- Exercise objective -
Can you copy out the data exactly? Leave the images out.

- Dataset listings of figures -
┄┄┄┄┄┄┄┄┄┄

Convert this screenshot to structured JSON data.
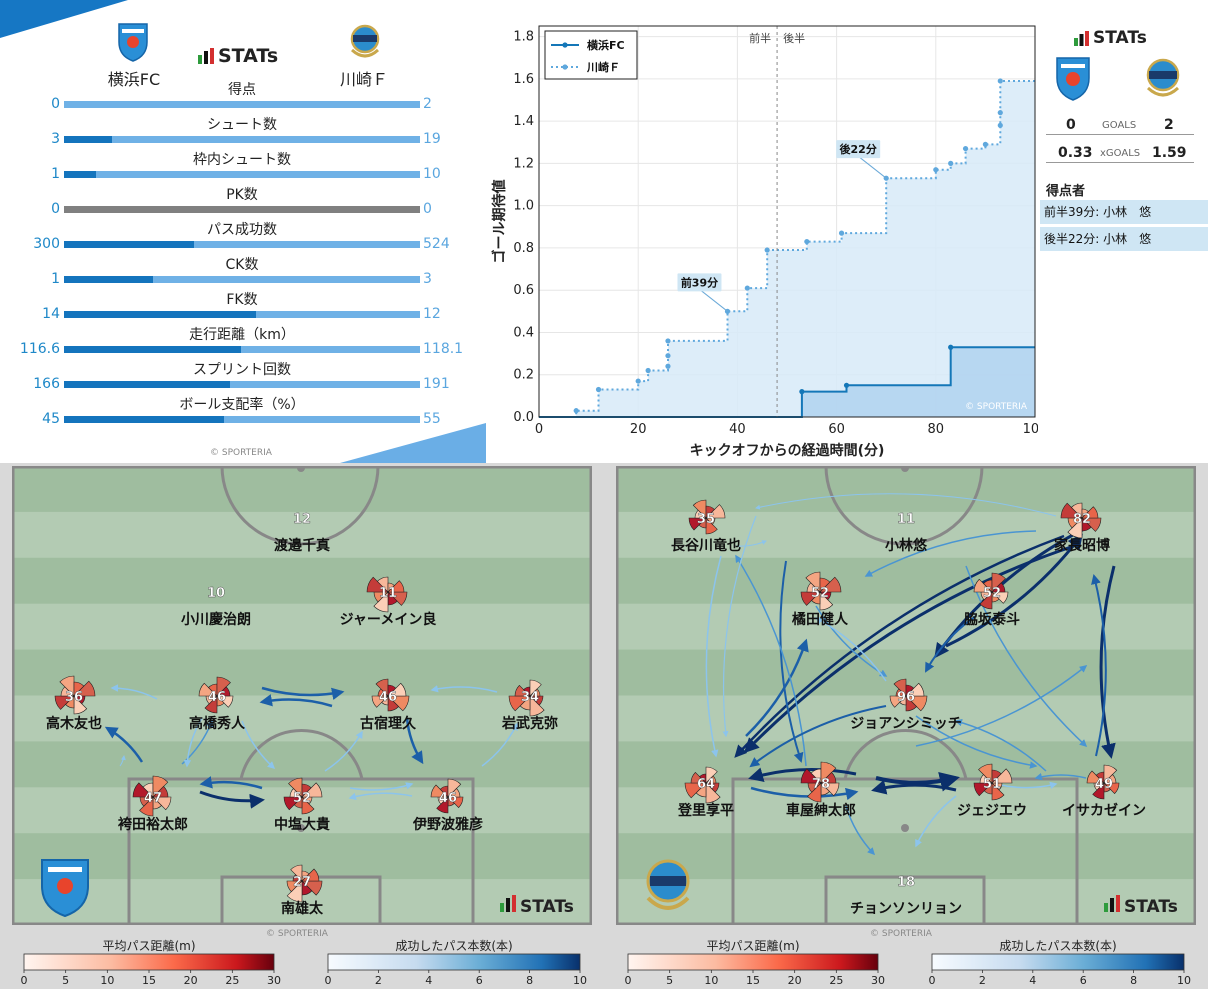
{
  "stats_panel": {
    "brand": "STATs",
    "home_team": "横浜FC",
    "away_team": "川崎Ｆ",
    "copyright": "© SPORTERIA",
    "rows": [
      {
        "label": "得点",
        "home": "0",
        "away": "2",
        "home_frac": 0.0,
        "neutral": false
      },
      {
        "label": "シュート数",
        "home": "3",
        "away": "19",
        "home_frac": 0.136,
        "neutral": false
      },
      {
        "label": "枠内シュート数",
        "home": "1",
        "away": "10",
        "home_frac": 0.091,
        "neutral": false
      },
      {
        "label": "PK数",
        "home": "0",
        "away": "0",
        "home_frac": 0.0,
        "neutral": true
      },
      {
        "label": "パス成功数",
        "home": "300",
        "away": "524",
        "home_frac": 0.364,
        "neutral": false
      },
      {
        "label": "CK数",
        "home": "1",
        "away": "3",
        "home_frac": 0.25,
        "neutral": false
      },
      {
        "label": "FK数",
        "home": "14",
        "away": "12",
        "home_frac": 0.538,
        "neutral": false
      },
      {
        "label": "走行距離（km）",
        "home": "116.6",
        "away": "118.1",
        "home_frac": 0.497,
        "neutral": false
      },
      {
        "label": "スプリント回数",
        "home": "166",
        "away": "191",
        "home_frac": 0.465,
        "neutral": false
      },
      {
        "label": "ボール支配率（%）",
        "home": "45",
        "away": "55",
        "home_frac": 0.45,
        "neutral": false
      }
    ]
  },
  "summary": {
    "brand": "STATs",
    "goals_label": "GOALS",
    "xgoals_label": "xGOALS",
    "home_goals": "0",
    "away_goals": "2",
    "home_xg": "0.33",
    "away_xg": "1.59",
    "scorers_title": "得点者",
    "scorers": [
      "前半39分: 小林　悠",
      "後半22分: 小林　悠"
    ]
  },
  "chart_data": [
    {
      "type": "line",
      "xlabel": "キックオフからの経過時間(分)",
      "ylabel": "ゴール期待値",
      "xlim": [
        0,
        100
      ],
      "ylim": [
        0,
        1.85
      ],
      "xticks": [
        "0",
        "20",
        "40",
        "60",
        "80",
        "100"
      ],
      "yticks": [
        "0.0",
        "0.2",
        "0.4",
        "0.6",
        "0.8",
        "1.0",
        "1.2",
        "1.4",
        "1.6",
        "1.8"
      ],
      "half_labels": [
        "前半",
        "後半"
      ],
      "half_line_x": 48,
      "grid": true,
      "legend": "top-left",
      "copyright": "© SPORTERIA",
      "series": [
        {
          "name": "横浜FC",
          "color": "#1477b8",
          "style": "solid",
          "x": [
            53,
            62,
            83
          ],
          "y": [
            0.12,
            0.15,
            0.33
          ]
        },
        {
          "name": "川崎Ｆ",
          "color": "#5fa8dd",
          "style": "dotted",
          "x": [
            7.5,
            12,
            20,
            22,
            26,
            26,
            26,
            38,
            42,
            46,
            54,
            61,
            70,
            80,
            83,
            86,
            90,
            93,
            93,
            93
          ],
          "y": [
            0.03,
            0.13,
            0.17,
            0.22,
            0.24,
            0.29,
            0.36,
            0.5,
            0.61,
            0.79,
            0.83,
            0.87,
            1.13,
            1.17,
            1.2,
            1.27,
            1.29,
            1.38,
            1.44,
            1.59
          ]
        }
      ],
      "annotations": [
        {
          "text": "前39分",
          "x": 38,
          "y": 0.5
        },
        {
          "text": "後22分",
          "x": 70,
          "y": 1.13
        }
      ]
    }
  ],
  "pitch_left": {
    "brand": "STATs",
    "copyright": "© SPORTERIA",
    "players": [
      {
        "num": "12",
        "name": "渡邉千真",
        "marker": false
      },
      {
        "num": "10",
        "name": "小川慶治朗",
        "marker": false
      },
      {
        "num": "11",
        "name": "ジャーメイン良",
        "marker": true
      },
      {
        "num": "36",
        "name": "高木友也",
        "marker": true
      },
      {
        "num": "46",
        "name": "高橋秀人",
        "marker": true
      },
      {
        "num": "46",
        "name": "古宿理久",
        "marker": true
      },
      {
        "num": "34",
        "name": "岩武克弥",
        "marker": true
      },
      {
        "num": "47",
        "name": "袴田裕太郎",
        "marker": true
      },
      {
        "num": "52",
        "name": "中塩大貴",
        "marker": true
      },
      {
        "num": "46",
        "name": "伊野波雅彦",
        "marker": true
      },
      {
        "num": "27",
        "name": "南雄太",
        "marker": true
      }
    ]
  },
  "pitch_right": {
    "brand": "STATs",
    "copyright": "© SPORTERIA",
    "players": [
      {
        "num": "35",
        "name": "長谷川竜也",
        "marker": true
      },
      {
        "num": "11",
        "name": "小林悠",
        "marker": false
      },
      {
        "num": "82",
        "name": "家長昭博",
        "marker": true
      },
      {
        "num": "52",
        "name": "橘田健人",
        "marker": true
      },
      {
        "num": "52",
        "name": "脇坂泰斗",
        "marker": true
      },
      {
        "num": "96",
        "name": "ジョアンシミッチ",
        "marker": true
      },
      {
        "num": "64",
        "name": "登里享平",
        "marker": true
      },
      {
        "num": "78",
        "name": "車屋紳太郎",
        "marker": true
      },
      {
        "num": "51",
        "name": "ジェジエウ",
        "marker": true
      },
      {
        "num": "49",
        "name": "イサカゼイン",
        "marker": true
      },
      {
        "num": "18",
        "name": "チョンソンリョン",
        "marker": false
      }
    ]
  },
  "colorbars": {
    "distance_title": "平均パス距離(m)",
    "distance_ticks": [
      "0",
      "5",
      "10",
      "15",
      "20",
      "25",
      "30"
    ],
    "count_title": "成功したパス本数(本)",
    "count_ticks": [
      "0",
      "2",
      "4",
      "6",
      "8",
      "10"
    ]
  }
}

┄┄┄┄┄┄┄┄┄┄

- Written response -
Convert this screenshot to structured JSON data.
{
  "stats_panel": {
    "brand": "STATs",
    "home_team": "横浜FC",
    "away_team": "川崎Ｆ",
    "copyright": "© SPORTERIA",
    "rows": [
      {
        "label": "得点",
        "home": "0",
        "away": "2",
        "home_frac": 0.0,
        "neutral": false
      },
      {
        "label": "シュート数",
        "home": "3",
        "away": "19",
        "home_frac": 0.136,
        "neutral": false
      },
      {
        "label": "枠内シュート数",
        "home": "1",
        "away": "10",
        "home_frac": 0.091,
        "neutral": false
      },
      {
        "label": "PK数",
        "home": "0",
        "away": "0",
        "home_frac": 0.0,
        "neutral": true
      },
      {
        "label": "パス成功数",
        "home": "300",
        "away": "524",
        "home_frac": 0.364,
        "neutral": false
      },
      {
        "label": "CK数",
        "home": "1",
        "away": "3",
        "home_frac": 0.25,
        "neutral": false
      },
      {
        "label": "FK数",
        "home": "14",
        "away": "12",
        "home_frac": 0.538,
        "neutral": false
      },
      {
        "label": "走行距離（km）",
        "home": "116.6",
        "away": "118.1",
        "home_frac": 0.497,
        "neutral": false
      },
      {
        "label": "スプリント回数",
        "home": "166",
        "away": "191",
        "home_frac": 0.465,
        "neutral": false
      },
      {
        "label": "ボール支配率（%）",
        "home": "45",
        "away": "55",
        "home_frac": 0.45,
        "neutral": false
      }
    ]
  },
  "summary": {
    "brand": "STATs",
    "goals_label": "GOALS",
    "xgoals_label": "xGOALS",
    "home_goals": "0",
    "away_goals": "2",
    "home_xg": "0.33",
    "away_xg": "1.59",
    "scorers_title": "得点者",
    "scorers": [
      "前半39分: 小林　悠",
      "後半22分: 小林　悠"
    ]
  },
  "chart_data": [
    {
      "type": "line",
      "xlabel": "キックオフからの経過時間(分)",
      "ylabel": "ゴール期待値",
      "xlim": [
        0,
        100
      ],
      "ylim": [
        0,
        1.85
      ],
      "xticks": [
        "0",
        "20",
        "40",
        "60",
        "80",
        "100"
      ],
      "yticks": [
        "0.0",
        "0.2",
        "0.4",
        "0.6",
        "0.8",
        "1.0",
        "1.2",
        "1.4",
        "1.6",
        "1.8"
      ],
      "half_labels": [
        "前半",
        "後半"
      ],
      "half_line_x": 48,
      "grid": true,
      "legend": "top-left",
      "copyright": "© SPORTERIA",
      "series": [
        {
          "name": "横浜FC",
          "color": "#1477b8",
          "style": "solid",
          "x": [
            53,
            62,
            83
          ],
          "y": [
            0.12,
            0.15,
            0.33
          ]
        },
        {
          "name": "川崎Ｆ",
          "color": "#5fa8dd",
          "style": "dotted",
          "x": [
            7.5,
            12,
            20,
            22,
            26,
            26,
            26,
            38,
            42,
            46,
            54,
            61,
            70,
            80,
            83,
            86,
            90,
            93,
            93,
            93
          ],
          "y": [
            0.03,
            0.13,
            0.17,
            0.22,
            0.24,
            0.29,
            0.36,
            0.5,
            0.61,
            0.79,
            0.83,
            0.87,
            1.13,
            1.17,
            1.2,
            1.27,
            1.29,
            1.38,
            1.44,
            1.59
          ]
        }
      ],
      "annotations": [
        {
          "text": "前39分",
          "x": 38,
          "y": 0.5
        },
        {
          "text": "後22分",
          "x": 70,
          "y": 1.13
        }
      ]
    }
  ],
  "pitch_left": {
    "brand": "STATs",
    "copyright": "© SPORTERIA",
    "players": [
      {
        "num": "12",
        "name": "渡邉千真",
        "marker": false
      },
      {
        "num": "10",
        "name": "小川慶治朗",
        "marker": false
      },
      {
        "num": "11",
        "name": "ジャーメイン良",
        "marker": true
      },
      {
        "num": "36",
        "name": "高木友也",
        "marker": true
      },
      {
        "num": "46",
        "name": "高橋秀人",
        "marker": true
      },
      {
        "num": "46",
        "name": "古宿理久",
        "marker": true
      },
      {
        "num": "34",
        "name": "岩武克弥",
        "marker": true
      },
      {
        "num": "47",
        "name": "袴田裕太郎",
        "marker": true
      },
      {
        "num": "52",
        "name": "中塩大貴",
        "marker": true
      },
      {
        "num": "46",
        "name": "伊野波雅彦",
        "marker": true
      },
      {
        "num": "27",
        "name": "南雄太",
        "marker": true
      }
    ]
  },
  "pitch_right": {
    "brand": "STATs",
    "copyright": "© SPORTERIA",
    "players": [
      {
        "num": "35",
        "name": "長谷川竜也",
        "marker": true
      },
      {
        "num": "11",
        "name": "小林悠",
        "marker": false
      },
      {
        "num": "82",
        "name": "家長昭博",
        "marker": true
      },
      {
        "num": "52",
        "name": "橘田健人",
        "marker": true
      },
      {
        "num": "52",
        "name": "脇坂泰斗",
        "marker": true
      },
      {
        "num": "96",
        "name": "ジョアンシミッチ",
        "marker": true
      },
      {
        "num": "64",
        "name": "登里享平",
        "marker": true
      },
      {
        "num": "78",
        "name": "車屋紳太郎",
        "marker": true
      },
      {
        "num": "51",
        "name": "ジェジエウ",
        "marker": true
      },
      {
        "num": "49",
        "name": "イサカゼイン",
        "marker": true
      },
      {
        "num": "18",
        "name": "チョンソンリョン",
        "marker": false
      }
    ]
  },
  "colorbars": {
    "distance_title": "平均パス距離(m)",
    "distance_ticks": [
      "0",
      "5",
      "10",
      "15",
      "20",
      "25",
      "30"
    ],
    "count_title": "成功したパス本数(本)",
    "count_ticks": [
      "0",
      "2",
      "4",
      "6",
      "8",
      "10"
    ]
  }
}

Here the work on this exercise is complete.